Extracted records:
==*==

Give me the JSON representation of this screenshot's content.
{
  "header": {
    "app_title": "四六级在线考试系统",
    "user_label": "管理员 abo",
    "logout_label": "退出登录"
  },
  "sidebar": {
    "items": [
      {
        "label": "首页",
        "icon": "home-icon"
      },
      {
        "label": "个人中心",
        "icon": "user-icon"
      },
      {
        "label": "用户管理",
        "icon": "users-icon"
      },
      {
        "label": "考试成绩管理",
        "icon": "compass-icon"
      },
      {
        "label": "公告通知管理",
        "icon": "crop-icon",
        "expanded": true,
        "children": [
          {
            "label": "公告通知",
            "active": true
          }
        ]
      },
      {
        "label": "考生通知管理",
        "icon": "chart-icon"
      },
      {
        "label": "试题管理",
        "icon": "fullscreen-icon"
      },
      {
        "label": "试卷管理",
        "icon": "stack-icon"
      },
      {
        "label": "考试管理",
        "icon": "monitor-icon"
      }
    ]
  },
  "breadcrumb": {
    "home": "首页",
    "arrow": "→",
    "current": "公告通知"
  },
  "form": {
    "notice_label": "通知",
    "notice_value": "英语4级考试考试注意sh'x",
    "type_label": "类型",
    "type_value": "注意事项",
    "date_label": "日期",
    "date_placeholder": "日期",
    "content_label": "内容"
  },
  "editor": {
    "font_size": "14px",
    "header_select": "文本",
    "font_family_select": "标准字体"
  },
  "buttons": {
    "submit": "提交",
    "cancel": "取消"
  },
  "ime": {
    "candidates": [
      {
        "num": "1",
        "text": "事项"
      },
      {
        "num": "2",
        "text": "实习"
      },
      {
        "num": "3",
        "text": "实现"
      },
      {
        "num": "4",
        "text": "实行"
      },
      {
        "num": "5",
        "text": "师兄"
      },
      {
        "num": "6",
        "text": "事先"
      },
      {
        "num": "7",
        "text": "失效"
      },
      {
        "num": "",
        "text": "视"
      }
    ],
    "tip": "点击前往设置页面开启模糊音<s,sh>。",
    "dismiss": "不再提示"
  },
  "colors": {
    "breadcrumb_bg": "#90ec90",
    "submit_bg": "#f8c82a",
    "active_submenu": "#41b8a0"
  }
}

==*==

Write down every line of the data exactly as it appears above.

Give me the JSON representation of this screenshot's content.
{
  "header": {
    "app_title": "四六级在线考试系统",
    "user_label": "管理员 abo",
    "logout_label": "退出登录"
  },
  "sidebar": {
    "items": [
      {
        "label": "首页",
        "icon": "home-icon"
      },
      {
        "label": "个人中心",
        "icon": "user-icon"
      },
      {
        "label": "用户管理",
        "icon": "users-icon"
      },
      {
        "label": "考试成绩管理",
        "icon": "compass-icon"
      },
      {
        "label": "公告通知管理",
        "icon": "crop-icon",
        "expanded": true,
        "children": [
          {
            "label": "公告通知",
            "active": true
          }
        ]
      },
      {
        "label": "考生通知管理",
        "icon": "chart-icon"
      },
      {
        "label": "试题管理",
        "icon": "fullscreen-icon"
      },
      {
        "label": "试卷管理",
        "icon": "stack-icon"
      },
      {
        "label": "考试管理",
        "icon": "monitor-icon"
      }
    ]
  },
  "breadcrumb": {
    "home": "首页",
    "arrow": "→",
    "current": "公告通知"
  },
  "form": {
    "notice_label": "通知",
    "notice_value": "英语4级考试考试注意sh'x",
    "type_label": "类型",
    "type_value": "注意事项",
    "date_label": "日期",
    "date_placeholder": "日期",
    "content_label": "内容"
  },
  "editor": {
    "font_size": "14px",
    "header_select": "文本",
    "font_family_select": "标准字体"
  },
  "buttons": {
    "submit": "提交",
    "cancel": "取消"
  },
  "ime": {
    "candidates": [
      {
        "num": "1",
        "text": "事项"
      },
      {
        "num": "2",
        "text": "实习"
      },
      {
        "num": "3",
        "text": "实现"
      },
      {
        "num": "4",
        "text": "实行"
      },
      {
        "num": "5",
        "text": "师兄"
      },
      {
        "num": "6",
        "text": "事先"
      },
      {
        "num": "7",
        "text": "失效"
      },
      {
        "num": "",
        "text": "视"
      }
    ],
    "tip": "点击前往设置页面开启模糊音<s,sh>。",
    "dismiss": "不再提示"
  },
  "colors": {
    "breadcrumb_bg": "#90ec90",
    "submit_bg": "#f8c82a",
    "active_submenu": "#41b8a0"
  }
}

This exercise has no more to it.